(TASK INSTRUCTIONS)
Convert the lines from the start of the records up to and including the line that contains "candle-body [824, 98, 830, 125]" into a Markdown table with the columns No. and Line. Number each row and leave out any blank lines.

Labeled region entries:
==*==

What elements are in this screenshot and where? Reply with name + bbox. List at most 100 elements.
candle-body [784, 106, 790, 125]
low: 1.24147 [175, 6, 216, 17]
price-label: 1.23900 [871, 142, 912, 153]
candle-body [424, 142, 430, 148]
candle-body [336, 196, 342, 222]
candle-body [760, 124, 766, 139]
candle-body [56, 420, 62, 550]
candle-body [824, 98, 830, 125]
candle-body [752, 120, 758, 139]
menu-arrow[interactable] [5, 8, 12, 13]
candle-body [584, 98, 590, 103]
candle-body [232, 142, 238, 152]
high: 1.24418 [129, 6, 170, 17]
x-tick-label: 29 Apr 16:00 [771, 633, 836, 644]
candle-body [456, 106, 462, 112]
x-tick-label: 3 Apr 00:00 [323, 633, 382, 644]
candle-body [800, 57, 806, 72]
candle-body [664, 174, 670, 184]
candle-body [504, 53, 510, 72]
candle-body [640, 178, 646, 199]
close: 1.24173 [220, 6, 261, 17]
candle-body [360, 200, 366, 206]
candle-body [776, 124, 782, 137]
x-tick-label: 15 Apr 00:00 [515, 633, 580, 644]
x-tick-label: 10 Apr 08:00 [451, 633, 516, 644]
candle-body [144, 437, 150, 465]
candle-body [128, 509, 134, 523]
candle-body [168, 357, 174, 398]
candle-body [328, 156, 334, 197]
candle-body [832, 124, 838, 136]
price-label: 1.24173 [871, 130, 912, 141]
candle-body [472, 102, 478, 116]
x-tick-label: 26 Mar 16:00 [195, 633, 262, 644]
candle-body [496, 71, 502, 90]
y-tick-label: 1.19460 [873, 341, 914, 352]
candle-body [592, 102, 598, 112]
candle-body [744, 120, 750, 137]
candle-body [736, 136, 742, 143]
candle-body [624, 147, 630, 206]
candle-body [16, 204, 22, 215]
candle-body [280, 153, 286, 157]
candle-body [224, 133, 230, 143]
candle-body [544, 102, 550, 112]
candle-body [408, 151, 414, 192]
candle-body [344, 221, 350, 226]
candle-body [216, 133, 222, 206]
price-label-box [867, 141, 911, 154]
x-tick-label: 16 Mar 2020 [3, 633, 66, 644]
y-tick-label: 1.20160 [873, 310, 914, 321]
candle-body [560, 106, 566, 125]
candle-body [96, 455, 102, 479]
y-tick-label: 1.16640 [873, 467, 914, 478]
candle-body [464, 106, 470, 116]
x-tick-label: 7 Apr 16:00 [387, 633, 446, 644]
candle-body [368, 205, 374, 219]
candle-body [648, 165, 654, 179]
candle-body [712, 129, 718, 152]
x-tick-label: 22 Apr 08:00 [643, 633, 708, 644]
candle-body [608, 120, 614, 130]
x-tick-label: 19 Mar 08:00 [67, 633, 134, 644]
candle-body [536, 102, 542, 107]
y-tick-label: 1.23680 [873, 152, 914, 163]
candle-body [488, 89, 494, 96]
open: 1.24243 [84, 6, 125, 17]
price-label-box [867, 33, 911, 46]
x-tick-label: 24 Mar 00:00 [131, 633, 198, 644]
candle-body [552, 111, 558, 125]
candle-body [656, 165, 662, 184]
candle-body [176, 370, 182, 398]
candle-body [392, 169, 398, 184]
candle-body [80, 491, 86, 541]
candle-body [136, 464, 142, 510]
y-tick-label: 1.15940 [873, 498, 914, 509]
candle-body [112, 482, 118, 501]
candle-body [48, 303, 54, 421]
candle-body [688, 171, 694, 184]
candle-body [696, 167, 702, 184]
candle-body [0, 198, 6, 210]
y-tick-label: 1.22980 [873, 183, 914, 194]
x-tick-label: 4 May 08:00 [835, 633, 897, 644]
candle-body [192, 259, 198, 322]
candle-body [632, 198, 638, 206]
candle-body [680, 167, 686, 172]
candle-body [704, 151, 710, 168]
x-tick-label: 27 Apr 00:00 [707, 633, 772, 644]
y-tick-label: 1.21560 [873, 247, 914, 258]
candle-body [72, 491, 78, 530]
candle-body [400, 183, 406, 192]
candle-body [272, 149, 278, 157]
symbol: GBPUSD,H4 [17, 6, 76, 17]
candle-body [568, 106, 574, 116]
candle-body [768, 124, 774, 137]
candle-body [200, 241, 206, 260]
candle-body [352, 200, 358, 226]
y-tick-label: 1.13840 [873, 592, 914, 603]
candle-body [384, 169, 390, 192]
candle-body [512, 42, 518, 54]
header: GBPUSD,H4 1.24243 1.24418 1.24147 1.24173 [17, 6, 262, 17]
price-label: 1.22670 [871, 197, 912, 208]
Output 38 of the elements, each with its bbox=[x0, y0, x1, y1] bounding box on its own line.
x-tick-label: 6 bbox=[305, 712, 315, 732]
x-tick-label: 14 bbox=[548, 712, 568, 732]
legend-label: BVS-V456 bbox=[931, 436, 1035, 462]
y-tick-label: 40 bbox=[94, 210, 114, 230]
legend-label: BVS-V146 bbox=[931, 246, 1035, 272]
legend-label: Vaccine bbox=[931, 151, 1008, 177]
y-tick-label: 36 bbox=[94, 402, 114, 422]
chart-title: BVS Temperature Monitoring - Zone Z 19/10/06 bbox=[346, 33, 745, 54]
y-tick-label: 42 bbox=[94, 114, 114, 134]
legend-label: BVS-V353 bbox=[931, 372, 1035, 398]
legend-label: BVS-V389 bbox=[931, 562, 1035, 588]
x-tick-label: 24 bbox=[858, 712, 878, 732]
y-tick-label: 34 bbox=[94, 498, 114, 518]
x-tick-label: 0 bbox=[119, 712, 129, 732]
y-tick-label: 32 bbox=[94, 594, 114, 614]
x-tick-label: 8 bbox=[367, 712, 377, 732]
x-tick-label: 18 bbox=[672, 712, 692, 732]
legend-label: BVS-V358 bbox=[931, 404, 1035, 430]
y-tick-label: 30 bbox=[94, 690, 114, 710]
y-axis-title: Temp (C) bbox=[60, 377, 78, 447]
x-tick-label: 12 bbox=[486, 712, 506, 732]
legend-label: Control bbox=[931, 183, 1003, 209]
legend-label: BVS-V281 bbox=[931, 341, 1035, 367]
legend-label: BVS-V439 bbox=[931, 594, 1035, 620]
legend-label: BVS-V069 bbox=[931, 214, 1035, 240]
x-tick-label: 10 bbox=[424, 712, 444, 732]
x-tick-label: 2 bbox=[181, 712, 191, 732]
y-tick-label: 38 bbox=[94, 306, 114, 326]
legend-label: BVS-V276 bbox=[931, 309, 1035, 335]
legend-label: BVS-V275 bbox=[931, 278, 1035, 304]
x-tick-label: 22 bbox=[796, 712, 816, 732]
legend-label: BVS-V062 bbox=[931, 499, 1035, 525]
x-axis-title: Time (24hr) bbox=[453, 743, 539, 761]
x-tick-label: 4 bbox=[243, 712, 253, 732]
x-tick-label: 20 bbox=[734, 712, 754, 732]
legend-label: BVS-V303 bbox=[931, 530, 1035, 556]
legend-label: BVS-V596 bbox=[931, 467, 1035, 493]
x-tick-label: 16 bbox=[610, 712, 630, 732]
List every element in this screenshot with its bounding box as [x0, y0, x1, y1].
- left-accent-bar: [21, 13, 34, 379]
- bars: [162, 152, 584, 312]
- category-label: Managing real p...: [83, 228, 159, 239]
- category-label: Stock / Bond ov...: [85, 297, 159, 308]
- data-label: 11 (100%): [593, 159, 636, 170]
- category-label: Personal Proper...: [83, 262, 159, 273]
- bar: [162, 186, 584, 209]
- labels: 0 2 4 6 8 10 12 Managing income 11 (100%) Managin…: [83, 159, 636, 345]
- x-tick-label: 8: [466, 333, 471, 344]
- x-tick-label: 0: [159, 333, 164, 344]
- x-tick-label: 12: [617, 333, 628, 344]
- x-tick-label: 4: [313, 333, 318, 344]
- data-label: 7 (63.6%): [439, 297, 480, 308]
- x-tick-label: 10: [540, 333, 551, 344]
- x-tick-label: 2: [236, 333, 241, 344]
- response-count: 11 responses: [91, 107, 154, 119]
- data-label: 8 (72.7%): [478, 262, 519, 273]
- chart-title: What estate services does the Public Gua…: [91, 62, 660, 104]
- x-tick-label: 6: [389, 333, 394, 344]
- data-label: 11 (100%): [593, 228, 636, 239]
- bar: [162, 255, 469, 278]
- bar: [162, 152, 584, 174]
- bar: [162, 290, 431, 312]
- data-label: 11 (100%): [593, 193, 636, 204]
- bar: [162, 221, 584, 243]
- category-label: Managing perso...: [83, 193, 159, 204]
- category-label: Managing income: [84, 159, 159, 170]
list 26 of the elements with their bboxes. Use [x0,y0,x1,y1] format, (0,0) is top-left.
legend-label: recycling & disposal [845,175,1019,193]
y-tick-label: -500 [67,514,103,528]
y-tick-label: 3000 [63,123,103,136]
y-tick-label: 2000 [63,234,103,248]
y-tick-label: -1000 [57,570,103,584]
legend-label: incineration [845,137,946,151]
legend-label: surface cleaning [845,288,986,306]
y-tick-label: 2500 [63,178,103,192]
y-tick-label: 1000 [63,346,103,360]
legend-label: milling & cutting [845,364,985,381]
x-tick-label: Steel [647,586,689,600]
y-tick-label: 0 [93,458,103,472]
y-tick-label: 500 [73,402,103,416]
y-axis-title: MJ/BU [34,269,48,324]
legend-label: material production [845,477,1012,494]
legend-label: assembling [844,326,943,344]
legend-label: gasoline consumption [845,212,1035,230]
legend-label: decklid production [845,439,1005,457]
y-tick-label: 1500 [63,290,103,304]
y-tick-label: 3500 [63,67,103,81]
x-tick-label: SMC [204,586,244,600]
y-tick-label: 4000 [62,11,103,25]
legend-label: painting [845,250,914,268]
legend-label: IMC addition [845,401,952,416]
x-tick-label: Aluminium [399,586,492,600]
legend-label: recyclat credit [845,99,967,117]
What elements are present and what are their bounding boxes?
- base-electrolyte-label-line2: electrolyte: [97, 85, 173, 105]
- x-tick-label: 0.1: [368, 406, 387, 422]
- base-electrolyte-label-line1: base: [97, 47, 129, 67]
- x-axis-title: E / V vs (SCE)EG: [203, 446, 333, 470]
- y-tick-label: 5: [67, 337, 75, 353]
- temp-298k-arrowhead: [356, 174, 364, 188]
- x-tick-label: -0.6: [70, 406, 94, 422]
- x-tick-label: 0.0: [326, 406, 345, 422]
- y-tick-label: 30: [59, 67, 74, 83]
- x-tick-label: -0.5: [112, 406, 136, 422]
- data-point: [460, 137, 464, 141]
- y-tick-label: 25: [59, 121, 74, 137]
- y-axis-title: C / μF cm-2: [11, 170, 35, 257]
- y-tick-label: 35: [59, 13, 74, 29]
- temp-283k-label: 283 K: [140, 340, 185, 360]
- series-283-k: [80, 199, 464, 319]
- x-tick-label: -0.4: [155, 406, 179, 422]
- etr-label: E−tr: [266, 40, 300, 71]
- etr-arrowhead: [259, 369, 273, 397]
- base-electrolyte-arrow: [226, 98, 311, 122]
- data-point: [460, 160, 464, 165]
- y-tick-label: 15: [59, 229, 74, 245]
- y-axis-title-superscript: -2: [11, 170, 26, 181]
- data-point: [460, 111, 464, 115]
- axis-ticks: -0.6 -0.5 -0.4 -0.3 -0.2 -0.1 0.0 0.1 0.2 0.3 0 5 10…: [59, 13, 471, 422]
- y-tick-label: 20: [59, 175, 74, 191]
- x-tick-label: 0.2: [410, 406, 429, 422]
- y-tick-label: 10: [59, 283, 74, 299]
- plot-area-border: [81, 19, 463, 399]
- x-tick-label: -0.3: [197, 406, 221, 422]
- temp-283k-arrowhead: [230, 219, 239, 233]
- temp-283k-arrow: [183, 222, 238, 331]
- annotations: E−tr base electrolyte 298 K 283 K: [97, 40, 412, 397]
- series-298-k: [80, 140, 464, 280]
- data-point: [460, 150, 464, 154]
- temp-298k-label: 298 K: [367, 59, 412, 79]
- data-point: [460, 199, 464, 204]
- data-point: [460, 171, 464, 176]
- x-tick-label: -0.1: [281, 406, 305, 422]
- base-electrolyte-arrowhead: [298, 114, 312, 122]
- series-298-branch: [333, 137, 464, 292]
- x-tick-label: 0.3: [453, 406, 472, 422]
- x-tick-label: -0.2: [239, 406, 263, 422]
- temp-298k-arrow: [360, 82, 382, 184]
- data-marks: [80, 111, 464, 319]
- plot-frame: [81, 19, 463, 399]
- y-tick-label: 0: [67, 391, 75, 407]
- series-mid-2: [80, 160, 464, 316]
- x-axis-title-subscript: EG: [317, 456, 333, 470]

==*==

(OUTPUT)
| No. | Line |
|---|---|
| 1 | What elements are in this screenshot and where? Reply with name + bbox. List at most 100 elements. |
| 2 | candle-body [784, 106, 790, 125] |
| 3 | low: 1.24147 [175, 6, 216, 17] |
| 4 | price-label: 1.23900 [871, 142, 912, 153] |
| 5 | candle-body [424, 142, 430, 148] |
| 6 | candle-body [336, 196, 342, 222] |
| 7 | candle-body [760, 124, 766, 139] |
| 8 | candle-body [56, 420, 62, 550] |
| 9 | candle-body [824, 98, 830, 125] |